__What is asked__
Write out each line of the material again, word for word.
┌─ Data entries
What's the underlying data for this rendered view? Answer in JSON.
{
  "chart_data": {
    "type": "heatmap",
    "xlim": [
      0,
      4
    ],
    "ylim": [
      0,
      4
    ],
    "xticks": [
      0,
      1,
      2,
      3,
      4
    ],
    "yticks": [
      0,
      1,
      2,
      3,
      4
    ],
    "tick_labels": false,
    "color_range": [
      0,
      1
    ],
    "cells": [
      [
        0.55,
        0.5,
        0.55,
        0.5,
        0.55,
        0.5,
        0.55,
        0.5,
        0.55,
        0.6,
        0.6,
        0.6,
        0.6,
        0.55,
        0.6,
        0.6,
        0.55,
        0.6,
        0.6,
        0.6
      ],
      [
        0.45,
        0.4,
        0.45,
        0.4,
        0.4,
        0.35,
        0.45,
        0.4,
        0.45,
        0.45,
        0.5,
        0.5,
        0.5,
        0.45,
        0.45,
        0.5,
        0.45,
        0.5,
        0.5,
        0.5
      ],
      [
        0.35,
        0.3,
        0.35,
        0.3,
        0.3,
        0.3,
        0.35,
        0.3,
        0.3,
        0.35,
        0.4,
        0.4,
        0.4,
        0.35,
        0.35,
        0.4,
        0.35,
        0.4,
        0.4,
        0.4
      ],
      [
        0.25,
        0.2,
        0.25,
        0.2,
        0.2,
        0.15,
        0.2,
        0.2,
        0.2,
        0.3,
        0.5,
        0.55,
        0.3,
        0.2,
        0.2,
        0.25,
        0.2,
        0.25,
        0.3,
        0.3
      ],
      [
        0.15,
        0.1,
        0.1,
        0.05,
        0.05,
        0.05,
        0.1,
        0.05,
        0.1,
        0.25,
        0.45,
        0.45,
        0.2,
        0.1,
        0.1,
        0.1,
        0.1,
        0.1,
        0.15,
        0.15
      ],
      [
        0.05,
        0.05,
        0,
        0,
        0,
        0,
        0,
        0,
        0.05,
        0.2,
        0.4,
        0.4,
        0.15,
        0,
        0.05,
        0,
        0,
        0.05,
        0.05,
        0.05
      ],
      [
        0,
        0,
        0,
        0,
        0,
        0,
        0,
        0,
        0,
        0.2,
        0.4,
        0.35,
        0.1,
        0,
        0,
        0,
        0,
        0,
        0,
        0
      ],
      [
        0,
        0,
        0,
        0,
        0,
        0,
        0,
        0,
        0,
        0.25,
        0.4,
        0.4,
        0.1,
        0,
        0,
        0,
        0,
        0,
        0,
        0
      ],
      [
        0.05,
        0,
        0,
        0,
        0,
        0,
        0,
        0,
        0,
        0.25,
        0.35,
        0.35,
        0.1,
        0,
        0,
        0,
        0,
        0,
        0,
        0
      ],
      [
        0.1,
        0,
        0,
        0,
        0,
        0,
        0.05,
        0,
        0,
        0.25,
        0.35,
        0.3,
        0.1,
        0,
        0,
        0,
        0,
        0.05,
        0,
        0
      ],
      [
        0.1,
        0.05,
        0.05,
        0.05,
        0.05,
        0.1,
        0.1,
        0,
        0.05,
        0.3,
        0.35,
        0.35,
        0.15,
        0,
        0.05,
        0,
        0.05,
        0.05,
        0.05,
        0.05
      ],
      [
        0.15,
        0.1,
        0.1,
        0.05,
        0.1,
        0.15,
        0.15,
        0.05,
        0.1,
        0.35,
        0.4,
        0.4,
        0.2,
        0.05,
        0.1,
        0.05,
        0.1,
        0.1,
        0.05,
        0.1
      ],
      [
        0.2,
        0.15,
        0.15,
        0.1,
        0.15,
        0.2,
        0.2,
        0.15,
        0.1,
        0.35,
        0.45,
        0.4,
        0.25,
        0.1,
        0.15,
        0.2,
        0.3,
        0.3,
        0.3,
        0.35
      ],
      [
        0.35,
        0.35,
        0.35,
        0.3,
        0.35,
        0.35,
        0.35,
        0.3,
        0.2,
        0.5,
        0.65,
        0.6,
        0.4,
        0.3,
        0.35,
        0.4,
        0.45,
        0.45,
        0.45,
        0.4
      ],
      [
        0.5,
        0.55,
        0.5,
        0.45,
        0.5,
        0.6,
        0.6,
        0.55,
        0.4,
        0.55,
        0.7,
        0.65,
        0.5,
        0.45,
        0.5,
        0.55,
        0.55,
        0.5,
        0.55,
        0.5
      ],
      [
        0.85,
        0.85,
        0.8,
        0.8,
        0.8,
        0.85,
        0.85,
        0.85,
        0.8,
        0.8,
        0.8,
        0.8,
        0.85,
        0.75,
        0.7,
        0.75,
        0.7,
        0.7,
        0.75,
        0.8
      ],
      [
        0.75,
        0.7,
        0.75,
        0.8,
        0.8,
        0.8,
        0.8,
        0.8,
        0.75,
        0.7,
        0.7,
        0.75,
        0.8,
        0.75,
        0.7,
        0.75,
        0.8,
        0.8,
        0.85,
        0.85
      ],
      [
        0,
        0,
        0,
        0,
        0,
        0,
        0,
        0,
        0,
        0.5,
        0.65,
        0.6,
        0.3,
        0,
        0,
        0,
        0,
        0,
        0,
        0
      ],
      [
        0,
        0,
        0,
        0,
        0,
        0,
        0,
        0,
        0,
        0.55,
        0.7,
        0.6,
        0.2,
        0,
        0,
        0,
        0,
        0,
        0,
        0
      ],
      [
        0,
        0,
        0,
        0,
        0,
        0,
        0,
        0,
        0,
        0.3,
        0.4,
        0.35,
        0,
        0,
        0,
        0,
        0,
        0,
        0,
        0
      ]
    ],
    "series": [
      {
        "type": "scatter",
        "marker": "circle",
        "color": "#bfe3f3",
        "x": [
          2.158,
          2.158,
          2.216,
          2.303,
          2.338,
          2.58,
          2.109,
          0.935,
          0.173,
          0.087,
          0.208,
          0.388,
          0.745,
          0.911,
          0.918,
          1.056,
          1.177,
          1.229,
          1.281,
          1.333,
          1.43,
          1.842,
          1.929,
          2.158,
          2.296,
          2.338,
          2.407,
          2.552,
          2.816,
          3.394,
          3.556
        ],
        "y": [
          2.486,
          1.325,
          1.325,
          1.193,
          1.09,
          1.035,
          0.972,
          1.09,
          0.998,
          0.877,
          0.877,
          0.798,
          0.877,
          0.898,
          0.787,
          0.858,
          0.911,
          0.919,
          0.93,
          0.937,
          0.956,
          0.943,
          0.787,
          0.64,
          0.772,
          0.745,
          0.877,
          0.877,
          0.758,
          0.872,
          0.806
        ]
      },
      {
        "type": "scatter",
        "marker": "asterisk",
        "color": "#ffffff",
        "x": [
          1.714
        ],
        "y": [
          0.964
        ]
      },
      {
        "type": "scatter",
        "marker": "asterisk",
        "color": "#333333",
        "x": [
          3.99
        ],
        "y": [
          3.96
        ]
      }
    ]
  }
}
└─
__The output__
What's the underlying data for this rendered view? Answer in JSON.
{
  "chart_data": {
    "type": "heatmap",
    "xlim": [
      0,
      4
    ],
    "ylim": [
      0,
      4
    ],
    "xticks": [
      0,
      1,
      2,
      3,
      4
    ],
    "yticks": [
      0,
      1,
      2,
      3,
      4
    ],
    "tick_labels": false,
    "color_range": [
      0,
      1
    ],
    "cells": [
      [
        0.55,
        0.5,
        0.55,
        0.5,
        0.55,
        0.5,
        0.55,
        0.5,
        0.55,
        0.6,
        0.6,
        0.6,
        0.6,
        0.55,
        0.6,
        0.6,
        0.55,
        0.6,
        0.6,
        0.6
      ],
      [
        0.45,
        0.4,
        0.45,
        0.4,
        0.4,
        0.35,
        0.45,
        0.4,
        0.45,
        0.45,
        0.5,
        0.5,
        0.5,
        0.45,
        0.45,
        0.5,
        0.45,
        0.5,
        0.5,
        0.5
      ],
      [
        0.35,
        0.3,
        0.35,
        0.3,
        0.3,
        0.3,
        0.35,
        0.3,
        0.3,
        0.35,
        0.4,
        0.4,
        0.4,
        0.35,
        0.35,
        0.4,
        0.35,
        0.4,
        0.4,
        0.4
      ],
      [
        0.25,
        0.2,
        0.25,
        0.2,
        0.2,
        0.15,
        0.2,
        0.2,
        0.2,
        0.3,
        0.5,
        0.55,
        0.3,
        0.2,
        0.2,
        0.25,
        0.2,
        0.25,
        0.3,
        0.3
      ],
      [
        0.15,
        0.1,
        0.1,
        0.05,
        0.05,
        0.05,
        0.1,
        0.05,
        0.1,
        0.25,
        0.45,
        0.45,
        0.2,
        0.1,
        0.1,
        0.1,
        0.1,
        0.1,
        0.15,
        0.15
      ],
      [
        0.05,
        0.05,
        0,
        0,
        0,
        0,
        0,
        0,
        0.05,
        0.2,
        0.4,
        0.4,
        0.15,
        0,
        0.05,
        0,
        0,
        0.05,
        0.05,
        0.05
      ],
      [
        0,
        0,
        0,
        0,
        0,
        0,
        0,
        0,
        0,
        0.2,
        0.4,
        0.35,
        0.1,
        0,
        0,
        0,
        0,
        0,
        0,
        0
      ],
      [
        0,
        0,
        0,
        0,
        0,
        0,
        0,
        0,
        0,
        0.25,
        0.4,
        0.4,
        0.1,
        0,
        0,
        0,
        0,
        0,
        0,
        0
      ],
      [
        0.05,
        0,
        0,
        0,
        0,
        0,
        0,
        0,
        0,
        0.25,
        0.35,
        0.35,
        0.1,
        0,
        0,
        0,
        0,
        0,
        0,
        0
      ],
      [
        0.1,
        0,
        0,
        0,
        0,
        0,
        0.05,
        0,
        0,
        0.25,
        0.35,
        0.3,
        0.1,
        0,
        0,
        0,
        0,
        0.05,
        0,
        0
      ],
      [
        0.1,
        0.05,
        0.05,
        0.05,
        0.05,
        0.1,
        0.1,
        0,
        0.05,
        0.3,
        0.35,
        0.35,
        0.15,
        0,
        0.05,
        0,
        0.05,
        0.05,
        0.05,
        0.05
      ],
      [
        0.15,
        0.1,
        0.1,
        0.05,
        0.1,
        0.15,
        0.15,
        0.05,
        0.1,
        0.35,
        0.4,
        0.4,
        0.2,
        0.05,
        0.1,
        0.05,
        0.1,
        0.1,
        0.05,
        0.1
      ],
      [
        0.2,
        0.15,
        0.15,
        0.1,
        0.15,
        0.2,
        0.2,
        0.15,
        0.1,
        0.35,
        0.45,
        0.4,
        0.25,
        0.1,
        0.15,
        0.2,
        0.3,
        0.3,
        0.3,
        0.35
      ],
      [
        0.35,
        0.35,
        0.35,
        0.3,
        0.35,
        0.35,
        0.35,
        0.3,
        0.2,
        0.5,
        0.65,
        0.6,
        0.4,
        0.3,
        0.35,
        0.4,
        0.45,
        0.45,
        0.45,
        0.4
      ],
      [
        0.5,
        0.55,
        0.5,
        0.45,
        0.5,
        0.6,
        0.6,
        0.55,
        0.4,
        0.55,
        0.7,
        0.65,
        0.5,
        0.45,
        0.5,
        0.55,
        0.55,
        0.5,
        0.55,
        0.5
      ],
      [
        0.85,
        0.85,
        0.8,
        0.8,
        0.8,
        0.85,
        0.85,
        0.85,
        0.8,
        0.8,
        0.8,
        0.8,
        0.85,
        0.75,
        0.7,
        0.75,
        0.7,
        0.7,
        0.75,
        0.8
      ],
      [
        0.75,
        0.7,
        0.75,
        0.8,
        0.8,
        0.8,
        0.8,
        0.8,
        0.75,
        0.7,
        0.7,
        0.75,
        0.8,
        0.75,
        0.7,
        0.75,
        0.8,
        0.8,
        0.85,
        0.85
      ],
      [
        0,
        0,
        0,
        0,
        0,
        0,
        0,
        0,
        0,
        0.5,
        0.65,
        0.6,
        0.3,
        0,
        0,
        0,
        0,
        0,
        0,
        0
      ],
      [
        0,
        0,
        0,
        0,
        0,
        0,
        0,
        0,
        0,
        0.55,
        0.7,
        0.6,
        0.2,
        0,
        0,
        0,
        0,
        0,
        0,
        0
      ],
      [
        0,
        0,
        0,
        0,
        0,
        0,
        0,
        0,
        0,
        0.3,
        0.4,
        0.35,
        0,
        0,
        0,
        0,
        0,
        0,
        0,
        0
      ]
    ],
    "series": [
      {
        "type": "scatter",
        "marker": "circle",
        "color": "#bfe3f3",
        "x": [
          2.158,
          2.158,
          2.216,
          2.303,
          2.338,
          2.58,
          2.109,
          0.935,
          0.173,
          0.087,
          0.208,
          0.388,
          0.745,
          0.911,
          0.918,
          1.056,
          1.177,
          1.229,
          1.281,
          1.333,
          1.43,
          1.842,
          1.929,
          2.158,
          2.296,
          2.338,
          2.407,
          2.552,
          2.816,
          3.394,
          3.556
        ],
        "y": [
          2.486,
          1.325,
          1.325,
          1.193,
          1.09,
          1.035,
          0.972,
          1.09,
          0.998,
          0.877,
          0.877,
          0.798,
          0.877,
          0.898,
          0.787,
          0.858,
          0.911,
          0.919,
          0.93,
          0.937,
          0.956,
          0.943,
          0.787,
          0.64,
          0.772,
          0.745,
          0.877,
          0.877,
          0.758,
          0.872,
          0.806
        ]
      },
      {
        "type": "scatter",
        "marker": "asterisk",
        "color": "#ffffff",
        "x": [
          1.714
        ],
        "y": [
          0.964
        ]
      },
      {
        "type": "scatter",
        "marker": "asterisk",
        "color": "#333333",
        "x": [
          3.99
        ],
        "y": [
          3.96
        ]
      }
    ]
  }
}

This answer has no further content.